**What to work on**:
Gather each line of the records where "Examples" appears.
----- Record set
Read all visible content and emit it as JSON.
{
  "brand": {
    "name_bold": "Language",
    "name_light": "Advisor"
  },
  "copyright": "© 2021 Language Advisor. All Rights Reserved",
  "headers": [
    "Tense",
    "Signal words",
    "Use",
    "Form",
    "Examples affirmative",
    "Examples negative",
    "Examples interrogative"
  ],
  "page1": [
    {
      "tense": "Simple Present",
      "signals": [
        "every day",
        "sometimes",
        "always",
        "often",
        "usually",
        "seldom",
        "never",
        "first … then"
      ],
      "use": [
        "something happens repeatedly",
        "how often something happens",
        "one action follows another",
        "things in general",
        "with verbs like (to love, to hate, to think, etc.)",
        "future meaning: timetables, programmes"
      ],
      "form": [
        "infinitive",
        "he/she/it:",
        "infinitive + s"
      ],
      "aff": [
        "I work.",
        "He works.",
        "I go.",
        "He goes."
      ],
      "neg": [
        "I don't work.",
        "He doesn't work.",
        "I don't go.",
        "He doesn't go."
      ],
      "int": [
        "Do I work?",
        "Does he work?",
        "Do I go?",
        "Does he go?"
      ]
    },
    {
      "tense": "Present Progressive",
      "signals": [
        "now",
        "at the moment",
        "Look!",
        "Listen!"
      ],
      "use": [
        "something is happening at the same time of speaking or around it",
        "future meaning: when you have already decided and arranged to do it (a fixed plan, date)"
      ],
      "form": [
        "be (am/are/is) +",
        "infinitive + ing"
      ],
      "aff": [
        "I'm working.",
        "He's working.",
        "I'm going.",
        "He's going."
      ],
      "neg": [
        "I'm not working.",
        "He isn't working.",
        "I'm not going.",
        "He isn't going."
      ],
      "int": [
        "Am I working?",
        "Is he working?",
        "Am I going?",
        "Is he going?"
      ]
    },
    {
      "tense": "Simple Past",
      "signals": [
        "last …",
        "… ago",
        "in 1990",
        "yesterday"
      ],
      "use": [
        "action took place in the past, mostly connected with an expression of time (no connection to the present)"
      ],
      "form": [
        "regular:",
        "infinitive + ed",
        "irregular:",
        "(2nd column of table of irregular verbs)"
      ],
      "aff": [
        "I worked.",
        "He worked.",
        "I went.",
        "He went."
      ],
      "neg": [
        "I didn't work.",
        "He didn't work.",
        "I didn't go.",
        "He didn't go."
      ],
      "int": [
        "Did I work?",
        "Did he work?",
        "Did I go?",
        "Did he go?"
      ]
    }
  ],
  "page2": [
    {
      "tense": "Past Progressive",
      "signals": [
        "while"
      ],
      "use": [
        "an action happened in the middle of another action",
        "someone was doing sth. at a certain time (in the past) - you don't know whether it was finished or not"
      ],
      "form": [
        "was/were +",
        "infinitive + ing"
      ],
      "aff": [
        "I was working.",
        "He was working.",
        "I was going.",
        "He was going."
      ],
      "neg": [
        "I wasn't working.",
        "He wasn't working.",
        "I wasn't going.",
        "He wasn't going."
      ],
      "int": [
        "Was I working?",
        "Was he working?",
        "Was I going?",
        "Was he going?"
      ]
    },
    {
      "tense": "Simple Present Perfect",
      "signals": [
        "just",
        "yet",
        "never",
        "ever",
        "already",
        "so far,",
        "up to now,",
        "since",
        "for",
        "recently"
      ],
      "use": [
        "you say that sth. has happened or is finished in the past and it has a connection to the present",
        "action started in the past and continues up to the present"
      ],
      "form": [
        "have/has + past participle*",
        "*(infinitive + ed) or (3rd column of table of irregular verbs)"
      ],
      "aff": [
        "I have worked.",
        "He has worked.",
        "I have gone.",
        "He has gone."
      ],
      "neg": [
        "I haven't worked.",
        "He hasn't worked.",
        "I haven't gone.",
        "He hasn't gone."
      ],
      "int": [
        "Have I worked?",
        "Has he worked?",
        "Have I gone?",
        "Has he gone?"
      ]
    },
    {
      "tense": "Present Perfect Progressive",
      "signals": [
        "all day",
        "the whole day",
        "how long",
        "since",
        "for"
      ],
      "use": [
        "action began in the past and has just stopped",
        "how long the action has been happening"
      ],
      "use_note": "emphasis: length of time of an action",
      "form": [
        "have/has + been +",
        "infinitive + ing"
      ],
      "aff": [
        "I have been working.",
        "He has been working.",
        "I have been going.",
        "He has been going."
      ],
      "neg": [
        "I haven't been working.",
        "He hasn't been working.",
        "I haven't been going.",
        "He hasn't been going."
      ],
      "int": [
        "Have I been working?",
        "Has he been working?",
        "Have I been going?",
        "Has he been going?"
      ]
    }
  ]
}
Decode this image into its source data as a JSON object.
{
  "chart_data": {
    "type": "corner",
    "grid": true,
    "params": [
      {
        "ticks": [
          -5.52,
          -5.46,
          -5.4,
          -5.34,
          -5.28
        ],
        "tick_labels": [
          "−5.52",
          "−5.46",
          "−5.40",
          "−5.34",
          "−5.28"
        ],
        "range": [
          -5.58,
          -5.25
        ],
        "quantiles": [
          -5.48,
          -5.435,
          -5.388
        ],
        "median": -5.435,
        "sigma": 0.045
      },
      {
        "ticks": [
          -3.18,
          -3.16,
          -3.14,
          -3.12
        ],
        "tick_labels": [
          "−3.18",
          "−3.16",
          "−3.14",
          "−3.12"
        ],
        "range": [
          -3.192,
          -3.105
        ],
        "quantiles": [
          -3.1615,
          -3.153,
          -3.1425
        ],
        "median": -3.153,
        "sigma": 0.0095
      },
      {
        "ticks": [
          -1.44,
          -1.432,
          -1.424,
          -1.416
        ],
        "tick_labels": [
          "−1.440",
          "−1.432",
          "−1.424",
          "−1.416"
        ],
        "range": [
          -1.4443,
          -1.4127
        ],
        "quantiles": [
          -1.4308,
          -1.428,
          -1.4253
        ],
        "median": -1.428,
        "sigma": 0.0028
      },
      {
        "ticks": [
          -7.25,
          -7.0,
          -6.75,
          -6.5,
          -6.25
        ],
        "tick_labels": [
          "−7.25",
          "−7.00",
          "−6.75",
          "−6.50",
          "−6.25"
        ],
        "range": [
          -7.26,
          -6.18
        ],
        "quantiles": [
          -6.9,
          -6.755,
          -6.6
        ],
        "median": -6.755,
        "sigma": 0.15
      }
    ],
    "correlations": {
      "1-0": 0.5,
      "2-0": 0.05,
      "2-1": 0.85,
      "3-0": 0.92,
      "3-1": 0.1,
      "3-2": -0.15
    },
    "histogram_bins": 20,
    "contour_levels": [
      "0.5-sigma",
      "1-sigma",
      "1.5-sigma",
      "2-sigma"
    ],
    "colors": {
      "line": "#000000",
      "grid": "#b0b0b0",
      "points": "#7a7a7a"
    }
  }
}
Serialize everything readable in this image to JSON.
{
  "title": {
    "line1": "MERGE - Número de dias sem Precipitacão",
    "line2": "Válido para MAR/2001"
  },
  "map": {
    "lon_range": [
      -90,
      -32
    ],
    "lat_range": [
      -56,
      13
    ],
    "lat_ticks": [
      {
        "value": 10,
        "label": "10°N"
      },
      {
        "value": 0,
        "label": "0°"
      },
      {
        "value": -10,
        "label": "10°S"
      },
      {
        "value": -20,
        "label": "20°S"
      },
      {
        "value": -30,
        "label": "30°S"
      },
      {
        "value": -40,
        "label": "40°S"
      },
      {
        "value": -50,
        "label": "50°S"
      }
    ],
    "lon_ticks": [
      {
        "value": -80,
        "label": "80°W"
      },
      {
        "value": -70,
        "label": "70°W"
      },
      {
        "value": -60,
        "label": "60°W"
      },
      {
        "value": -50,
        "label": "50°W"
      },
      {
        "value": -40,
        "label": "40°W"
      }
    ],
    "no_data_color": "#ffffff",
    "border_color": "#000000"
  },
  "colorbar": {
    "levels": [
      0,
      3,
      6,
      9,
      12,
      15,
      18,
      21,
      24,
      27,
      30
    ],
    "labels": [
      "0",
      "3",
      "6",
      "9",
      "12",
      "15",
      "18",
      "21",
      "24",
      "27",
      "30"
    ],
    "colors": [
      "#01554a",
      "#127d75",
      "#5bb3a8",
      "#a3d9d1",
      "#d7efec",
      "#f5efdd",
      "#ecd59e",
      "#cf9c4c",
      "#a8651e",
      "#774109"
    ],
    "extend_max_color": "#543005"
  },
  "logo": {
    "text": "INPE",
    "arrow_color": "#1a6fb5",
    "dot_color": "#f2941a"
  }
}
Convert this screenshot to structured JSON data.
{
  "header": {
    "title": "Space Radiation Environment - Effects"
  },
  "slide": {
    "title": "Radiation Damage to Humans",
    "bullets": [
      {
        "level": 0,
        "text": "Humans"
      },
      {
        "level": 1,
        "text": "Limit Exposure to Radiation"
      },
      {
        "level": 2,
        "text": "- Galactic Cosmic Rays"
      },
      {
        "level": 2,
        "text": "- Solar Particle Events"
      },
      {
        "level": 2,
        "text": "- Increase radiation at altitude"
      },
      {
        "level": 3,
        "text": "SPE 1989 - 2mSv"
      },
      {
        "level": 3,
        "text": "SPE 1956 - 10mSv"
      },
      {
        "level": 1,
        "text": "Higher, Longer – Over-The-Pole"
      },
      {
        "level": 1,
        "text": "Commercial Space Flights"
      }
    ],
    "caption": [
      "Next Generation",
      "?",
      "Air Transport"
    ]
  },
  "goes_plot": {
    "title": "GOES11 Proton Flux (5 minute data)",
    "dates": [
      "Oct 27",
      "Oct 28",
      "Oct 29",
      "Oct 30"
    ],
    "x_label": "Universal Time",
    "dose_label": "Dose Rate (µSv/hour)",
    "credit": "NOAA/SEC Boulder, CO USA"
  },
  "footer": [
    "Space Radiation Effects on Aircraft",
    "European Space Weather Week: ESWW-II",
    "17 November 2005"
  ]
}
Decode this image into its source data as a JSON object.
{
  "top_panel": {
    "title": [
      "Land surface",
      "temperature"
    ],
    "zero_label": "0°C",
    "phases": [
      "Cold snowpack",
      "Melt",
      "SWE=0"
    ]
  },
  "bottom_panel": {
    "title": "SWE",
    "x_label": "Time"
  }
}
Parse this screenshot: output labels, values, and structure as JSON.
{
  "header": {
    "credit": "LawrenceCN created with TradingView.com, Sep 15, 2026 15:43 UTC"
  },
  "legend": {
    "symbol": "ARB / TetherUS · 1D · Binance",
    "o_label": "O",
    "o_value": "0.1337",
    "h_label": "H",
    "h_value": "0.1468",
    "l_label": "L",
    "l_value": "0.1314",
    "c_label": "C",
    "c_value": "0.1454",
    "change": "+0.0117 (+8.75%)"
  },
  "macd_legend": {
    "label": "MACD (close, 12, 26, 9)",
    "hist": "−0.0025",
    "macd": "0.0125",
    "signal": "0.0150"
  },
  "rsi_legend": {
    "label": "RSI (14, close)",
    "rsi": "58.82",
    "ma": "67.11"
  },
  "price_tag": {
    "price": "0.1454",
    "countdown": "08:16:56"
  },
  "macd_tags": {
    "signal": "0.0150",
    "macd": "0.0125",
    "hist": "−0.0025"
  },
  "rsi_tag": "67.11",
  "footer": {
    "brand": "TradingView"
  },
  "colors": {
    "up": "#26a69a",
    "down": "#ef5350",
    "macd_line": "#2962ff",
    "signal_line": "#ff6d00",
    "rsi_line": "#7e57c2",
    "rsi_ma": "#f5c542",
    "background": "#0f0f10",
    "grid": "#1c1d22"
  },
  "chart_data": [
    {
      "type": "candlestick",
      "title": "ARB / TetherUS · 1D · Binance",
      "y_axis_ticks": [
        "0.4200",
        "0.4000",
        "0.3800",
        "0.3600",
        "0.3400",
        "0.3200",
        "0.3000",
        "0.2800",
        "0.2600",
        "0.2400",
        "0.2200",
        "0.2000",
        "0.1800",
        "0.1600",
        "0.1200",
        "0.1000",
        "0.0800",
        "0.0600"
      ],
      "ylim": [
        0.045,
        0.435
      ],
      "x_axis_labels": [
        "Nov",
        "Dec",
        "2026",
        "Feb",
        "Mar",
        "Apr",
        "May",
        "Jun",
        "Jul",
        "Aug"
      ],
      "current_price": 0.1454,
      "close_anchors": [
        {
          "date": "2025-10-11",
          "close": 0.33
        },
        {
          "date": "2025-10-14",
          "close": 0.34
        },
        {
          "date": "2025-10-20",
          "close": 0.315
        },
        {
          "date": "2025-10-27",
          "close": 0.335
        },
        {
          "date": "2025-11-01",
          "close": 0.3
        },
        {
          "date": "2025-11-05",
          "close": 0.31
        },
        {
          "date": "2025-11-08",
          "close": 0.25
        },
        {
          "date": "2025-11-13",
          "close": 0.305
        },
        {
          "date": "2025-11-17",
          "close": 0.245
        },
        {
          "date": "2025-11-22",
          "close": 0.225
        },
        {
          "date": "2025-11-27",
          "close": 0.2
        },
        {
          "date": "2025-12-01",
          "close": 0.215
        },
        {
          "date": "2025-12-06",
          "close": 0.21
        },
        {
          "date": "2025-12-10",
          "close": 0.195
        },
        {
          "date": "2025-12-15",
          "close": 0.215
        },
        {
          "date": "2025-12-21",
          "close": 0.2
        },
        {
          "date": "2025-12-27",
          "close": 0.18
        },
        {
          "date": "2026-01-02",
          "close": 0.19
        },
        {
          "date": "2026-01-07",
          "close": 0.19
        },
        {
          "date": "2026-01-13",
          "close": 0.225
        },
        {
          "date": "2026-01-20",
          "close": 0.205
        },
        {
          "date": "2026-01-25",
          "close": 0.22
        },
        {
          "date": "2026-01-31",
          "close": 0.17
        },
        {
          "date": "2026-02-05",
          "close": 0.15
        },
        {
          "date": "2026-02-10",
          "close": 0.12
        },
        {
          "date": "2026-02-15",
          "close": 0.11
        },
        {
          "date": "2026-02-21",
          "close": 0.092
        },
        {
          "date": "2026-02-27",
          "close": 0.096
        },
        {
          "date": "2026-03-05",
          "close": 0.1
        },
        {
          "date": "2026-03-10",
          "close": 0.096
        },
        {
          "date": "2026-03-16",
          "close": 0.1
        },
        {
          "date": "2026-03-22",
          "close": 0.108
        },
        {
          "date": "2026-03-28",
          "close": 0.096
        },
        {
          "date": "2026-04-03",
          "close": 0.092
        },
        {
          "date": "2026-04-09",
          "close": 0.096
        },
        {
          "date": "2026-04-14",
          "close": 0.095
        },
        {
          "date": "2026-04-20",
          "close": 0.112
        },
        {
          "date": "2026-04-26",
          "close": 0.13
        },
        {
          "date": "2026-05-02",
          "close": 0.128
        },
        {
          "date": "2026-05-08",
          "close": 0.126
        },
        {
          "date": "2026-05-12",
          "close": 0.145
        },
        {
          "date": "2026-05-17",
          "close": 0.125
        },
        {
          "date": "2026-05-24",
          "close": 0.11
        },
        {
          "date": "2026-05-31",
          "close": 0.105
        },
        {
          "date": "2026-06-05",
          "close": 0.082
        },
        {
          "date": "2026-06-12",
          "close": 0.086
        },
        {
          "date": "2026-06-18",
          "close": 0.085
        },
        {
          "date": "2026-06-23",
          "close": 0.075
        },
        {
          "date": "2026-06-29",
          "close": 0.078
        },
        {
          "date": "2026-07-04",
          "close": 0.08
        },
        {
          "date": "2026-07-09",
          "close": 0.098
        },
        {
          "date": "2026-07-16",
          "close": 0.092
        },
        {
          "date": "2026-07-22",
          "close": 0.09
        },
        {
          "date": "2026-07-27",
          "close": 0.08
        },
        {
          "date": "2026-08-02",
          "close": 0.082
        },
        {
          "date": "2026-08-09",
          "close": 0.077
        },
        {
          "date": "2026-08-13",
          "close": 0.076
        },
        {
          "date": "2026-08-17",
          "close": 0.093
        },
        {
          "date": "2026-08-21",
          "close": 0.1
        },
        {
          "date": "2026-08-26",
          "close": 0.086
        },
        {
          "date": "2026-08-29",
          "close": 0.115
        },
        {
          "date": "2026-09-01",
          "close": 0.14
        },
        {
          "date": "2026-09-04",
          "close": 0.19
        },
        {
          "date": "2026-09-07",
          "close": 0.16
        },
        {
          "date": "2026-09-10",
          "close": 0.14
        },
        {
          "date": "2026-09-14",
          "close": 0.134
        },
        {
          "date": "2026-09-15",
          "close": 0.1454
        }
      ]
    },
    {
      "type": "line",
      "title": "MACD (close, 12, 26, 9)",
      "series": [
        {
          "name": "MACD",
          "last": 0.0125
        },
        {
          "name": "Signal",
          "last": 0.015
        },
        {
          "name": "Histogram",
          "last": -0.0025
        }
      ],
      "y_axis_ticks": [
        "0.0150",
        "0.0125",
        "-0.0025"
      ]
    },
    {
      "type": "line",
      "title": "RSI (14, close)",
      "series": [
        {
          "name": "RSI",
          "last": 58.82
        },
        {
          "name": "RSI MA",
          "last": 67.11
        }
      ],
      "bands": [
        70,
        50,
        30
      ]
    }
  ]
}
----------
**Final answer**:
    "Examples affirmative",
    "Examples negative",
    "Examples interrogative"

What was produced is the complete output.